Entries from a dataset

-------------------------

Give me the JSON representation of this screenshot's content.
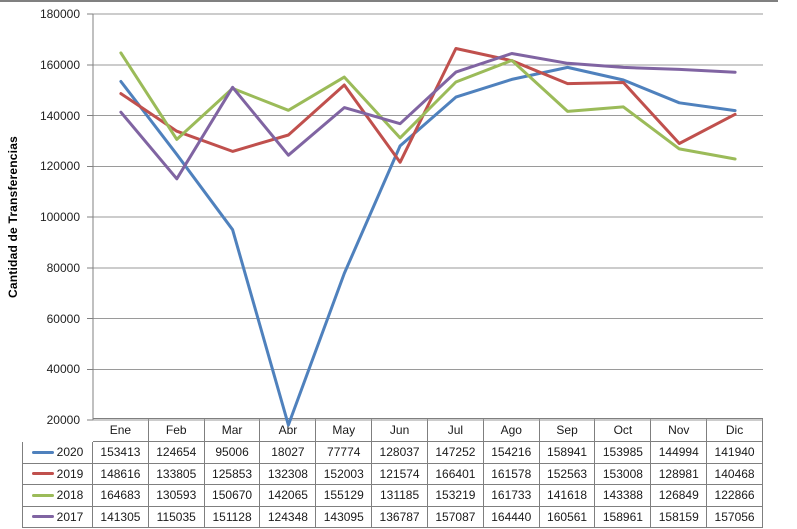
{
  "chart_data": {
    "type": "line",
    "title": "",
    "xlabel": "",
    "ylabel": "Cantidad de Transferencias",
    "ylim": [
      20000,
      180000
    ],
    "y_tick_step": 20000,
    "grid": true,
    "legend_position": "data-table-left-column",
    "categories": [
      "Ene",
      "Feb",
      "Mar",
      "Abr",
      "May",
      "Jun",
      "Jul",
      "Ago",
      "Sep",
      "Oct",
      "Nov",
      "Dic"
    ],
    "series": [
      {
        "name": "2020",
        "color": "#4F81BD",
        "values": [
          153413,
          124654,
          95006,
          18027,
          77774,
          128037,
          147252,
          154216,
          158941,
          153985,
          144994,
          141940
        ]
      },
      {
        "name": "2019",
        "color": "#C0504D",
        "values": [
          148616,
          133805,
          125853,
          132308,
          152003,
          121574,
          166401,
          161578,
          152563,
          153008,
          128981,
          140468
        ]
      },
      {
        "name": "2018",
        "color": "#9BBB59",
        "values": [
          164683,
          130593,
          150670,
          142065,
          155129,
          131185,
          153219,
          161733,
          141618,
          143388,
          126849,
          122866
        ]
      },
      {
        "name": "2017",
        "color": "#8064A2",
        "values": [
          141305,
          115035,
          151128,
          124348,
          143095,
          136787,
          157087,
          164440,
          160561,
          158961,
          158159,
          157056
        ]
      }
    ],
    "style": {
      "gridline_color": "#9a9a9a",
      "axis_color": "#808080",
      "table_border_color": "#7f7f7f",
      "line_width": 3
    }
  }
}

-------------------------

▶ **Exercise instructions**:
Omit the pictures and output all of the other material exactly.

▶ **Task solution**:
Give me the JSON representation of this screenshot's content.
{
  "chart_data": {
    "type": "line",
    "title": "",
    "xlabel": "",
    "ylabel": "Cantidad de Transferencias",
    "ylim": [
      20000,
      180000
    ],
    "y_tick_step": 20000,
    "grid": true,
    "legend_position": "data-table-left-column",
    "categories": [
      "Ene",
      "Feb",
      "Mar",
      "Abr",
      "May",
      "Jun",
      "Jul",
      "Ago",
      "Sep",
      "Oct",
      "Nov",
      "Dic"
    ],
    "series": [
      {
        "name": "2020",
        "color": "#4F81BD",
        "values": [
          153413,
          124654,
          95006,
          18027,
          77774,
          128037,
          147252,
          154216,
          158941,
          153985,
          144994,
          141940
        ]
      },
      {
        "name": "2019",
        "color": "#C0504D",
        "values": [
          148616,
          133805,
          125853,
          132308,
          152003,
          121574,
          166401,
          161578,
          152563,
          153008,
          128981,
          140468
        ]
      },
      {
        "name": "2018",
        "color": "#9BBB59",
        "values": [
          164683,
          130593,
          150670,
          142065,
          155129,
          131185,
          153219,
          161733,
          141618,
          143388,
          126849,
          122866
        ]
      },
      {
        "name": "2017",
        "color": "#8064A2",
        "values": [
          141305,
          115035,
          151128,
          124348,
          143095,
          136787,
          157087,
          164440,
          160561,
          158961,
          158159,
          157056
        ]
      }
    ],
    "style": {
      "gridline_color": "#9a9a9a",
      "axis_color": "#808080",
      "table_border_color": "#7f7f7f",
      "line_width": 3
    }
  }
}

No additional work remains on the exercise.